┌──

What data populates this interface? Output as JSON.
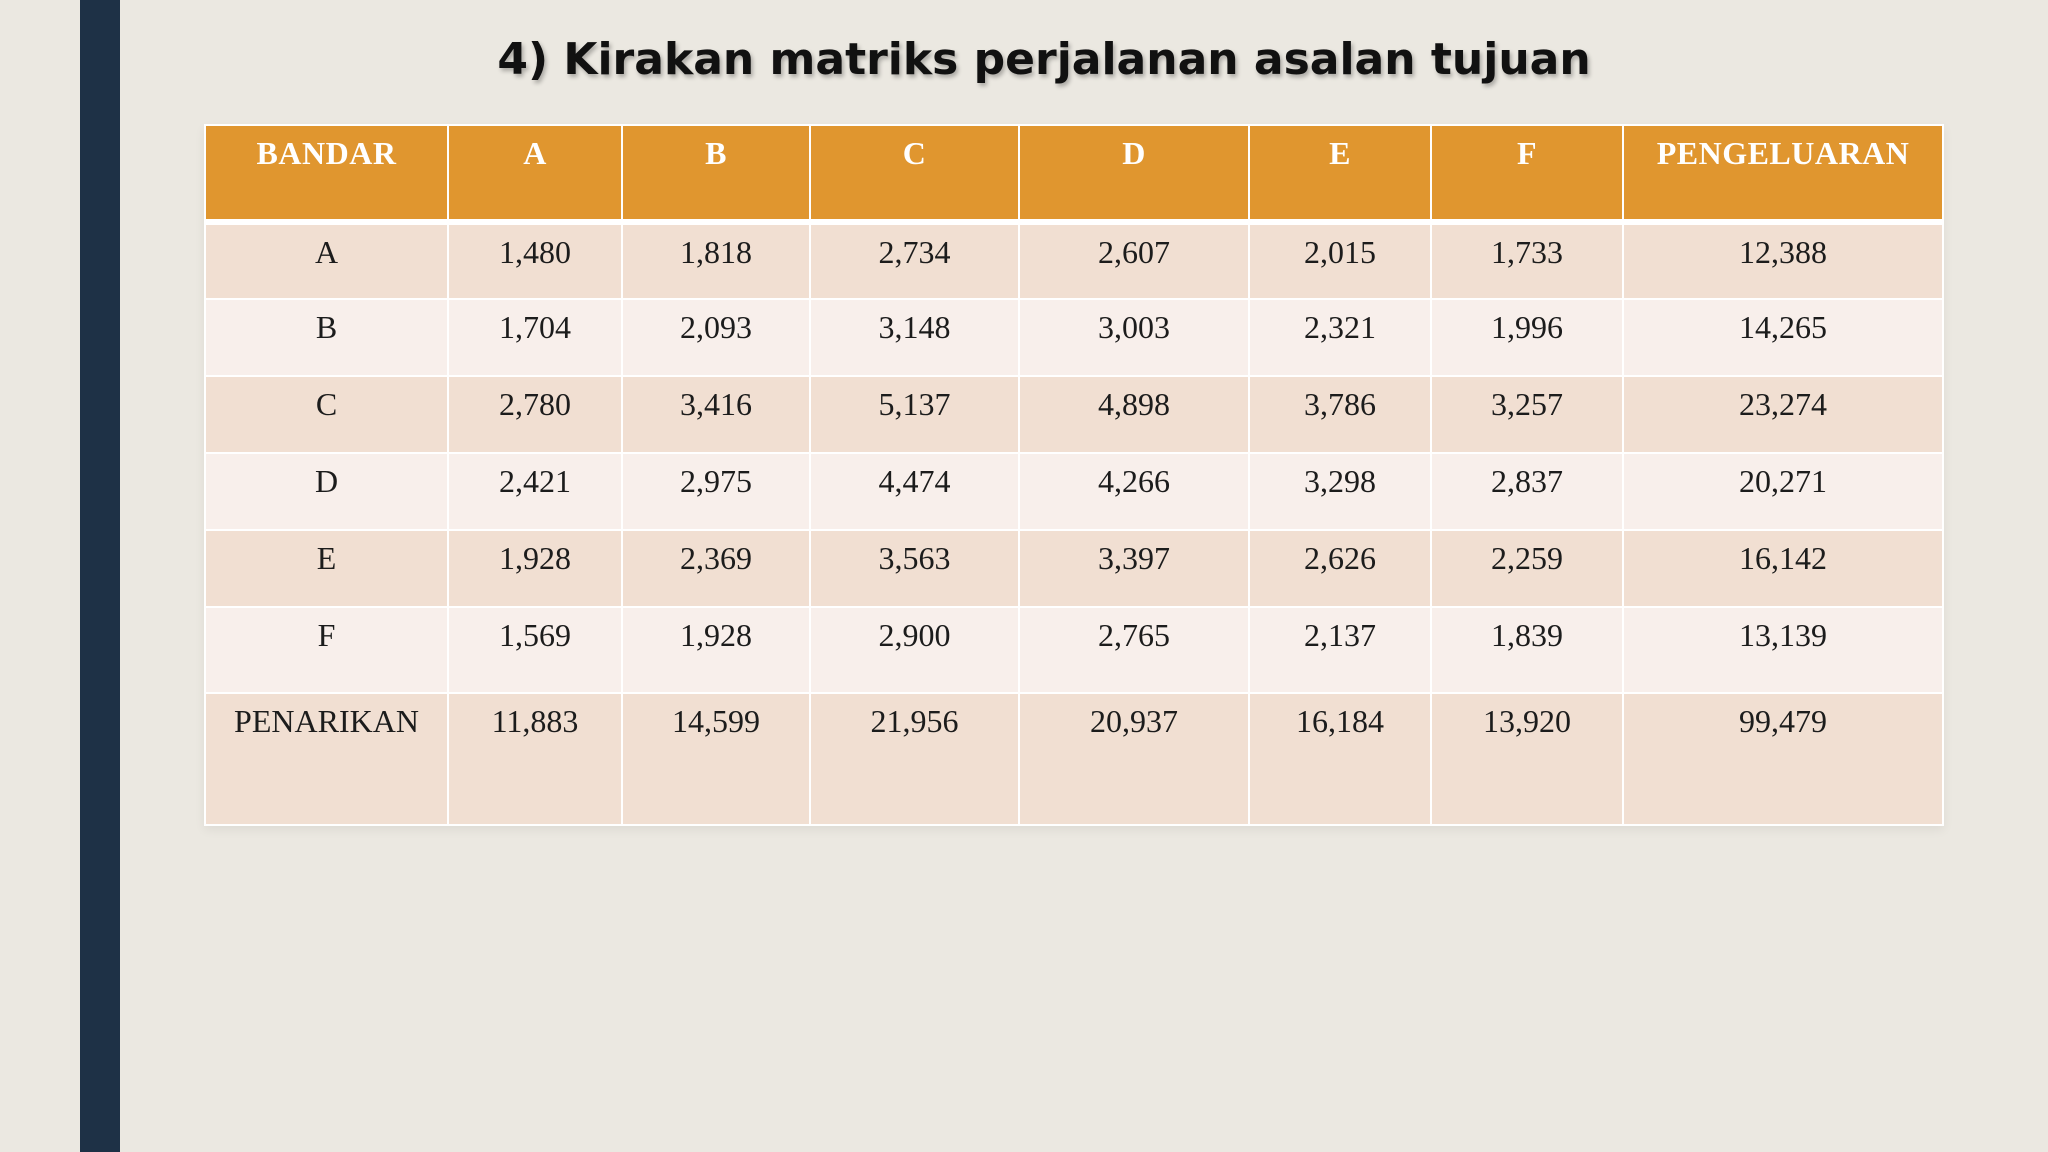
{
  "slide": {
    "title": "4) Kirakan matriks perjalanan asalan tujuan"
  },
  "table": {
    "headers": [
      "BANDAR",
      "A",
      "B",
      "C",
      "D",
      "E",
      "F",
      "PENGELUARAN"
    ],
    "rows": [
      [
        "A",
        "1,480",
        "1,818",
        "2,734",
        "2,607",
        "2,015",
        "1,733",
        "12,388"
      ],
      [
        "B",
        "1,704",
        "2,093",
        "3,148",
        "3,003",
        "2,321",
        "1,996",
        "14,265"
      ],
      [
        "C",
        "2,780",
        "3,416",
        "5,137",
        "4,898",
        "3,786",
        "3,257",
        "23,274"
      ],
      [
        "D",
        "2,421",
        "2,975",
        "4,474",
        "4,266",
        "3,298",
        "2,837",
        "20,271"
      ],
      [
        "E",
        "1,928",
        "2,369",
        "3,563",
        "3,397",
        "2,626",
        "2,259",
        "16,142"
      ],
      [
        "F",
        "1,569",
        "1,928",
        "2,900",
        "2,765",
        "2,137",
        "1,839",
        "13,139"
      ],
      [
        "PENARIKAN",
        "11,883",
        "14,599",
        "21,956",
        "20,937",
        "16,184",
        "13,920",
        "99,479"
      ]
    ]
  },
  "colors": {
    "header": "#e0962f",
    "row_shaded": "#f1dfd2",
    "row_light": "#f8efeb",
    "accent_bar": "#1e3146",
    "background": "#ebe8e1"
  }
}
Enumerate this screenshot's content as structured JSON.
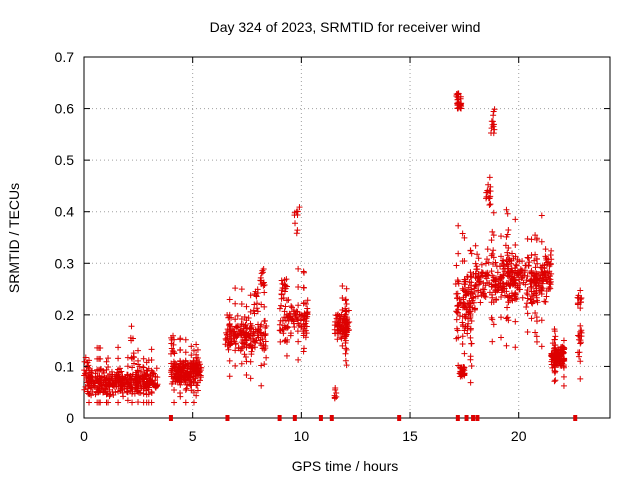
{
  "chart_data": {
    "type": "scatter",
    "title": "Day 324 of 2023, SRMTID for receiver wind",
    "xlabel": "GPS time / hours",
    "ylabel": "SRMTID / TECUs",
    "xlim": [
      0,
      24.2
    ],
    "ylim": [
      0,
      0.7
    ],
    "xticks": [
      0,
      5,
      10,
      15,
      20
    ],
    "yticks": [
      0,
      0.1,
      0.2,
      0.3,
      0.4,
      0.5,
      0.6,
      0.7
    ],
    "grid": true,
    "marker": "+",
    "color": "#dd0000",
    "bottom_markers_x": [
      4.0,
      6.6,
      9.0,
      9.7,
      10.9,
      11.4,
      14.5,
      17.2,
      17.6,
      17.9,
      18.1,
      22.6
    ],
    "segments": [
      {
        "x0": 0.0,
        "x1": 3.4,
        "n": 340,
        "base": 0.07,
        "noise": 0.035,
        "spikes": [
          [
            2.2,
            0.18,
            0.13
          ],
          [
            0.1,
            0.12,
            0.06
          ]
        ]
      },
      {
        "x0": 4.0,
        "x1": 5.4,
        "n": 200,
        "base": 0.09,
        "noise": 0.035,
        "spikes": [
          [
            4.05,
            0.16,
            0.05
          ]
        ]
      },
      {
        "x0": 6.5,
        "x1": 8.4,
        "n": 180,
        "base": 0.16,
        "noise": 0.05,
        "spikes": [
          [
            8.2,
            0.29,
            0.04
          ],
          [
            7.9,
            0.25,
            0.05
          ]
        ]
      },
      {
        "x0": 9.0,
        "x1": 10.3,
        "n": 110,
        "base": 0.19,
        "noise": 0.05,
        "spikes": [
          [
            9.8,
            0.41,
            0.06
          ],
          [
            9.2,
            0.27,
            0.04
          ]
        ]
      },
      {
        "x0": 11.5,
        "x1": 12.2,
        "n": 90,
        "base": 0.18,
        "noise": 0.04,
        "spikes": [
          [
            11.5,
            0.065,
            0.03
          ]
        ]
      },
      {
        "x0": 17.1,
        "x1": 18.0,
        "n": 150,
        "base": 0.22,
        "noise": 0.09,
        "spikes": [
          [
            17.25,
            0.63,
            0.03
          ],
          [
            17.4,
            0.1,
            0.02
          ]
        ]
      },
      {
        "x0": 18.0,
        "x1": 21.5,
        "n": 360,
        "base": 0.27,
        "noise": 0.07,
        "spikes": [
          [
            18.8,
            0.6,
            0.05
          ],
          [
            18.6,
            0.47,
            0.06
          ]
        ]
      },
      {
        "x0": 21.5,
        "x1": 22.1,
        "n": 110,
        "base": 0.12,
        "noise": 0.03,
        "spikes": []
      },
      {
        "x0": 22.7,
        "x1": 22.9,
        "n": 25,
        "base": 0.15,
        "noise": 0.05,
        "spikes": [
          [
            22.8,
            0.24,
            0.02
          ]
        ]
      }
    ]
  }
}
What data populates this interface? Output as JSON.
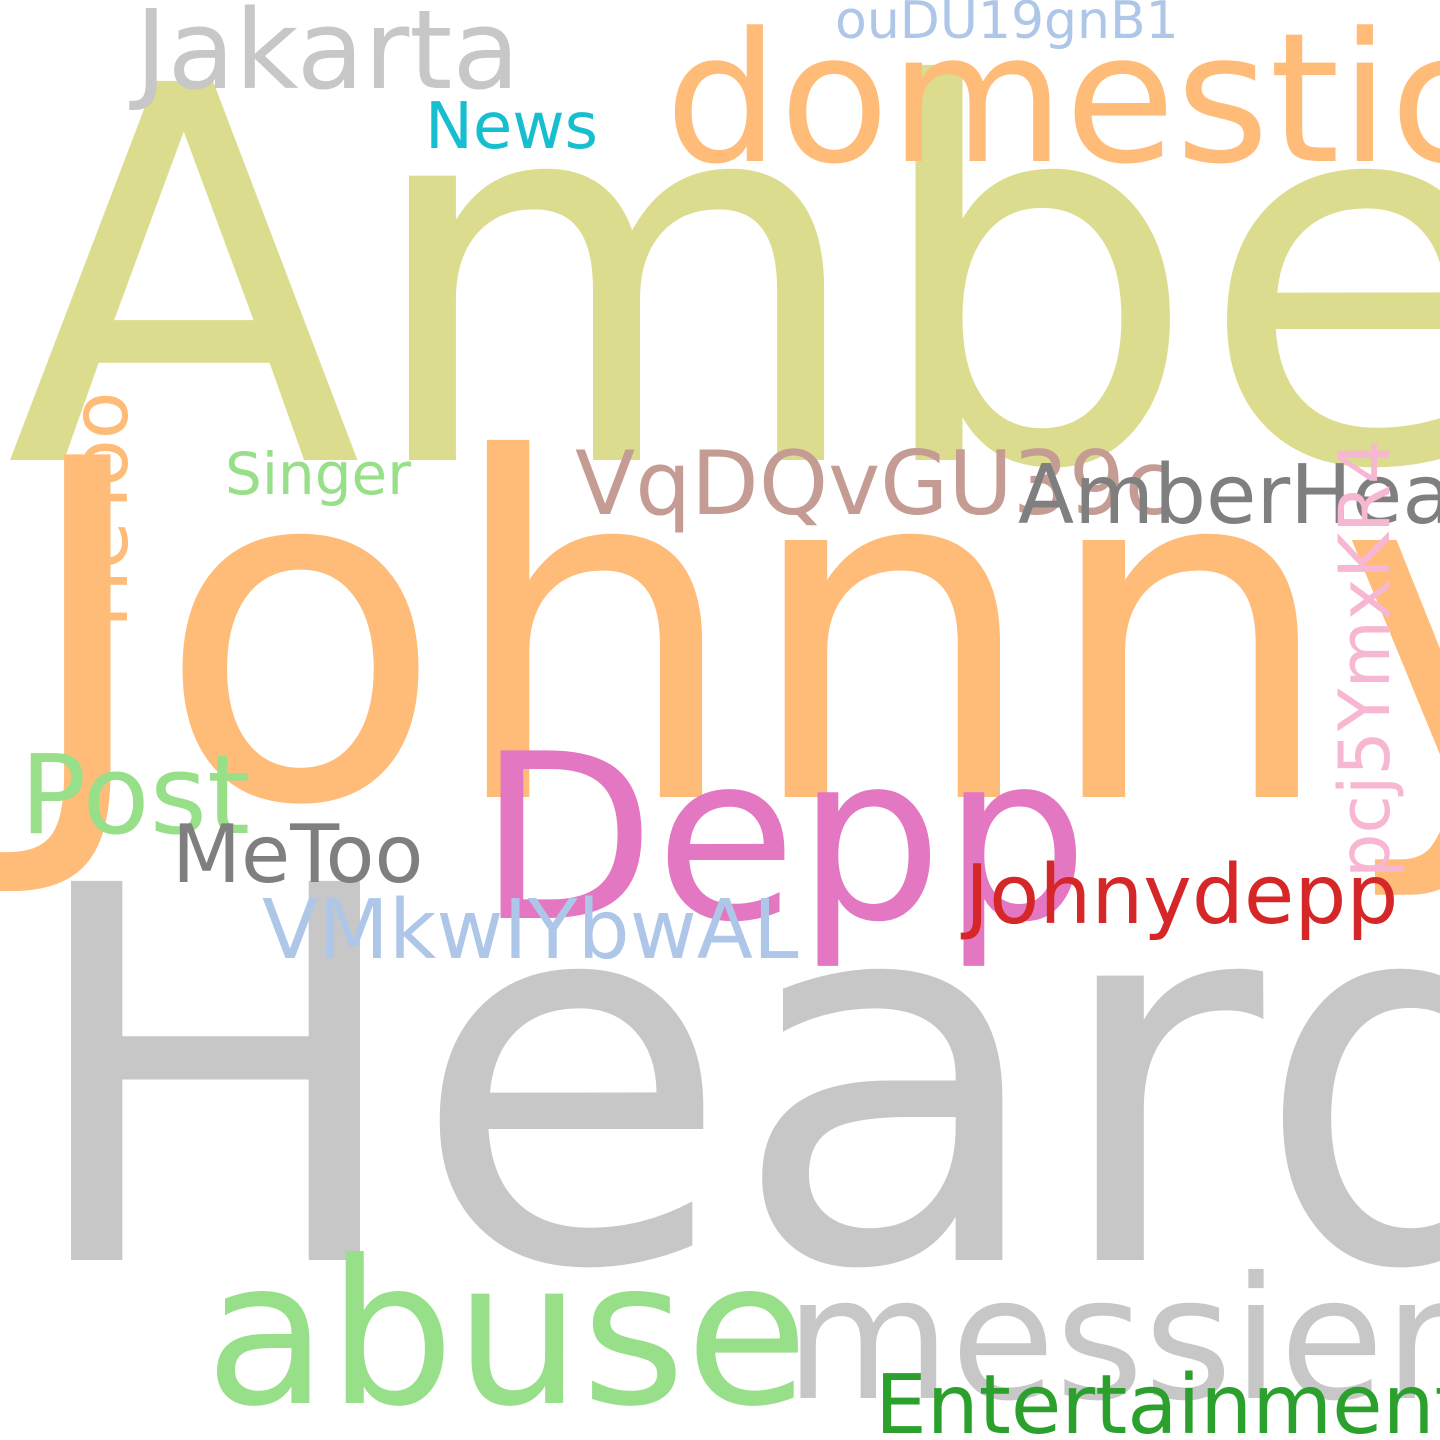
{
  "words": [
    {
      "key": "amber",
      "text": "Amber",
      "color": "#dbdc8d"
    },
    {
      "key": "johnny",
      "text": "Johnny",
      "color": "#ffbb78"
    },
    {
      "key": "heard",
      "text": "Heard",
      "color": "#c7c7c7"
    },
    {
      "key": "domestic",
      "text": "domestic",
      "color": "#ffbb78"
    },
    {
      "key": "jakarta",
      "text": "Jakarta",
      "color": "#c7c7c7"
    },
    {
      "key": "oudu19gnb1",
      "text": "ouDU19gnB1",
      "color": "#aec7e8"
    },
    {
      "key": "news",
      "text": "News",
      "color": "#17becf"
    },
    {
      "key": "depp",
      "text": "Depp",
      "color": "#e377c2"
    },
    {
      "key": "abuse",
      "text": "abuse",
      "color": "#98df8a"
    },
    {
      "key": "messier",
      "text": "messier",
      "color": "#c7c7c7"
    },
    {
      "key": "hetoo",
      "text": "HeToo",
      "color": "#ffbb78"
    },
    {
      "key": "singer",
      "text": "Singer",
      "color": "#98df8a"
    },
    {
      "key": "vqdqvgu39c",
      "text": "VqDQvGU39c",
      "color": "#c49c94"
    },
    {
      "key": "amberheard",
      "text": "AmberHeard",
      "color": "#7f7f7f"
    },
    {
      "key": "pcj5ymxkr4",
      "text": "pcj5YmxKR4",
      "color": "#f7b6d2"
    },
    {
      "key": "post",
      "text": "Post",
      "color": "#98df8a"
    },
    {
      "key": "metoo",
      "text": "MeToo",
      "color": "#7f7f7f"
    },
    {
      "key": "johnydepp",
      "text": "Johnydepp",
      "color": "#d62728"
    },
    {
      "key": "vmkwiybwal",
      "text": "VMkwIYbwAL",
      "color": "#aec7e8"
    },
    {
      "key": "entertainment",
      "text": "Entertainment",
      "color": "#2ca02c"
    }
  ]
}
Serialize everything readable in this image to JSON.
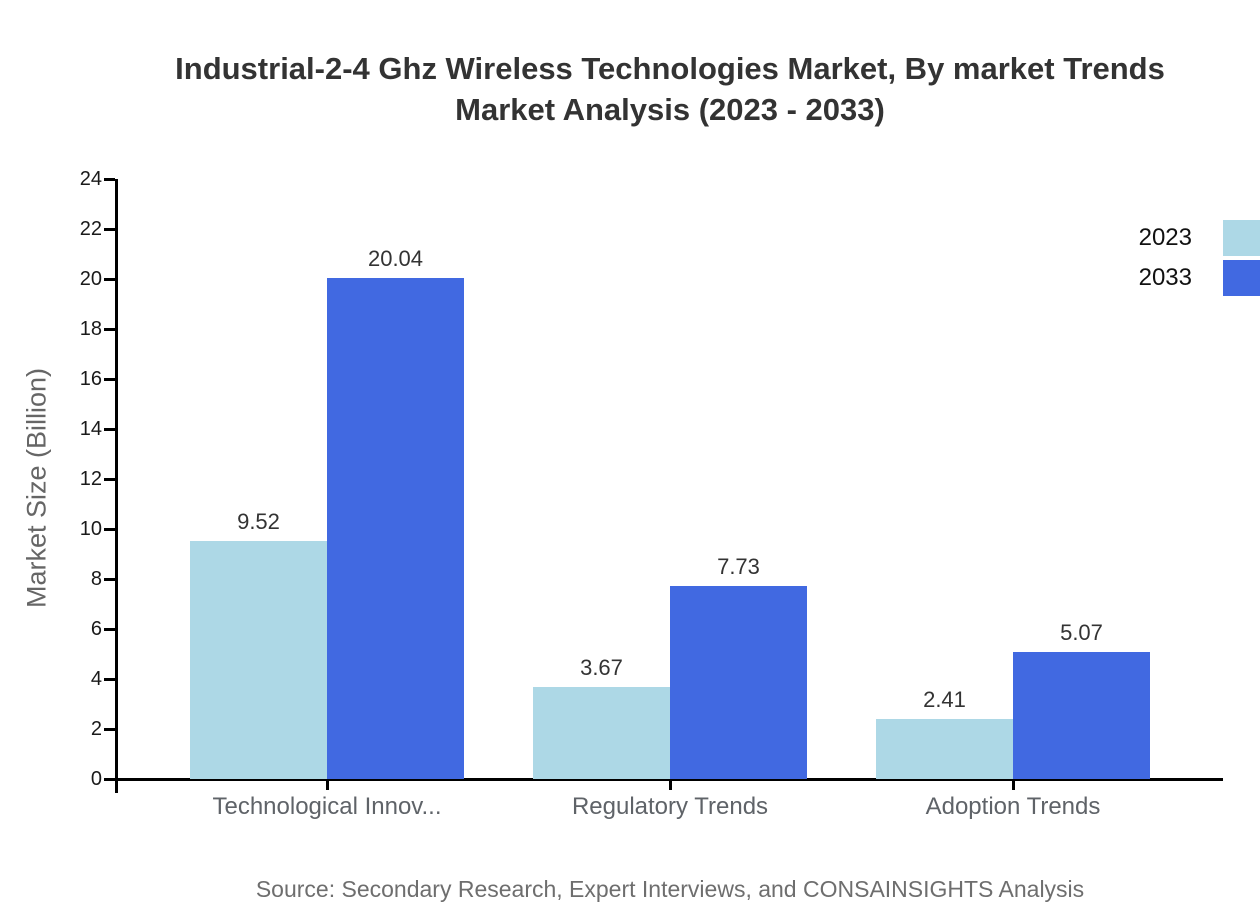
{
  "title": {
    "line1": "Industrial-2-4 Ghz Wireless Technologies Market, By market Trends",
    "line2": "Market Analysis (2023 - 2033)"
  },
  "source": "Source: Secondary Research, Expert Interviews, and CONSAINSIGHTS Analysis",
  "chart_data": {
    "type": "bar",
    "categories": [
      "Technological Innov...",
      "Regulatory Trends",
      "Adoption Trends"
    ],
    "series": [
      {
        "name": "2023",
        "color": "#ADD8E6",
        "values": [
          9.52,
          3.67,
          2.41
        ]
      },
      {
        "name": "2033",
        "color": "#4169E1",
        "values": [
          20.04,
          7.73,
          5.07
        ]
      }
    ],
    "title": "Industrial-2-4 Ghz Wireless Technologies Market, By market Trends Market Analysis (2023 - 2033)",
    "xlabel": "",
    "ylabel": "Market Size (Billion)",
    "ylim": [
      0,
      24
    ],
    "ytick_step": 2,
    "grid": false,
    "value_labels": true,
    "value_label_format": "2-decimals",
    "legend_position": "upper-right-edge-cropped"
  }
}
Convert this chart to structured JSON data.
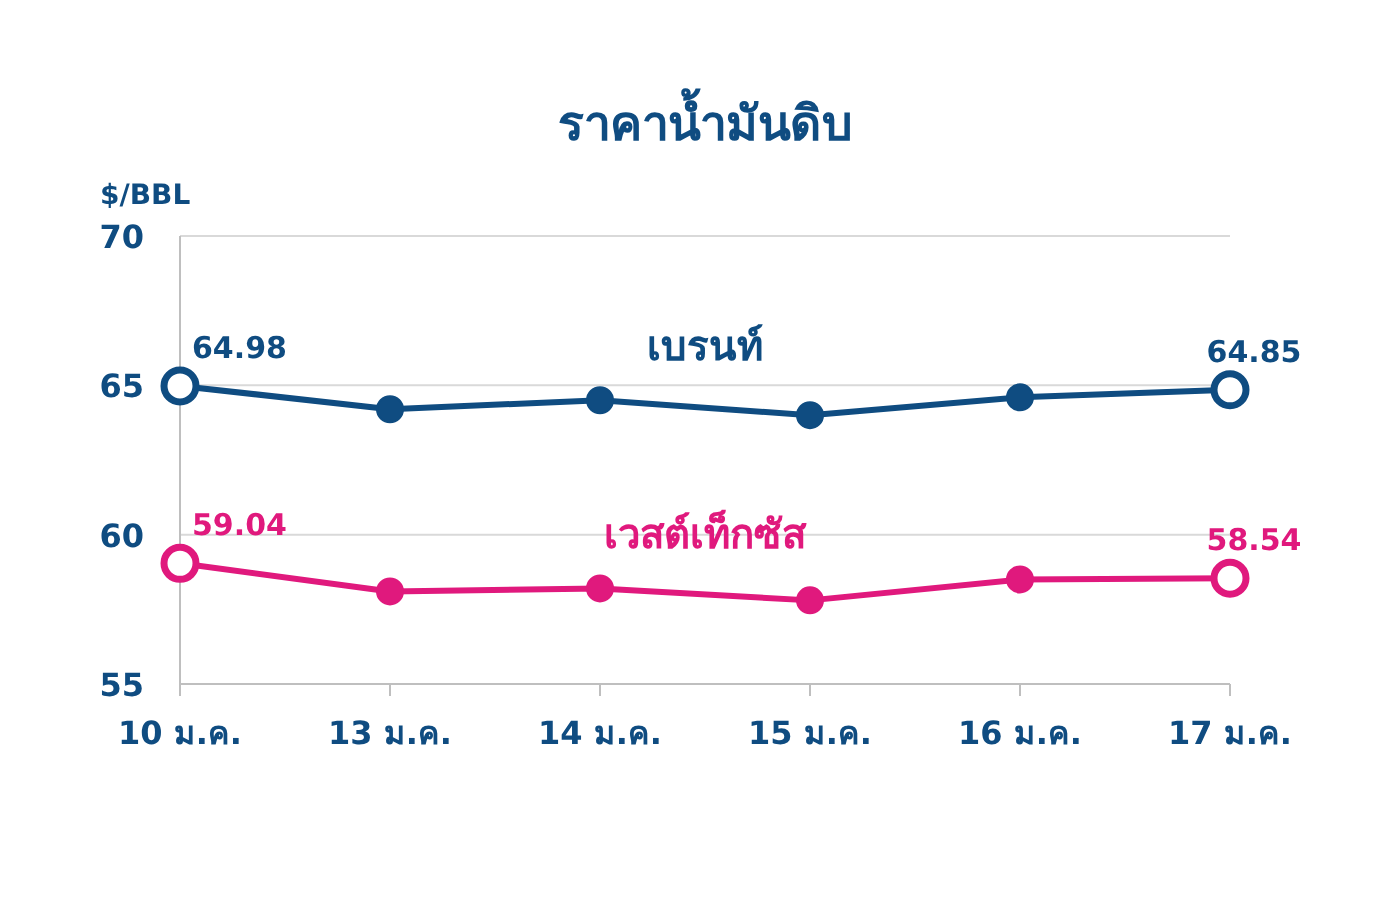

└──

Required task » List all lines where "Wireless" occurs.

Answer for this exercise »
    "line1": "Industrial-2-4 Ghz Wireless Technologies Market, By market Trends",
    "title": "Industrial-2-4 Ghz Wireless Technologies Market, By market Trends Market Analysis (2023 - 2033)",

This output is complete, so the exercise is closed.